====== Given entries ======

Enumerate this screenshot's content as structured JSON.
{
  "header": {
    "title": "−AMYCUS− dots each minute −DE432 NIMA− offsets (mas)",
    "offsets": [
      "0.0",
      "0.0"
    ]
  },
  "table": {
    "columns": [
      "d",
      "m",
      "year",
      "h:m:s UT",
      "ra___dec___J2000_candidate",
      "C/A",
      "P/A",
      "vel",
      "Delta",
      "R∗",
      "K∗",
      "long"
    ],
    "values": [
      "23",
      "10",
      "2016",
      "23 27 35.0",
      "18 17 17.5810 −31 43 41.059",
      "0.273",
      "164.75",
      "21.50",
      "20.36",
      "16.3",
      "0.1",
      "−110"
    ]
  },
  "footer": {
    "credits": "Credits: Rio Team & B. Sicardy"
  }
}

======

> [To be done]
Reproduce the full listing word for word.

> [Task solution]
Enumerate this screenshot's content as structured JSON.
{
  "header": {
    "title": "−AMYCUS− dots each minute −DE432 NIMA− offsets (mas)",
    "offsets": [
      "0.0",
      "0.0"
    ]
  },
  "table": {
    "columns": [
      "d",
      "m",
      "year",
      "h:m:s UT",
      "ra___dec___J2000_candidate",
      "C/A",
      "P/A",
      "vel",
      "Delta",
      "R∗",
      "K∗",
      "long"
    ],
    "values": [
      "23",
      "10",
      "2016",
      "23 27 35.0",
      "18 17 17.5810 −31 43 41.059",
      "0.273",
      "164.75",
      "21.50",
      "20.36",
      "16.3",
      "0.1",
      "−110"
    ]
  },
  "footer": {
    "credits": "Credits: Rio Team & B. Sicardy"
  }
}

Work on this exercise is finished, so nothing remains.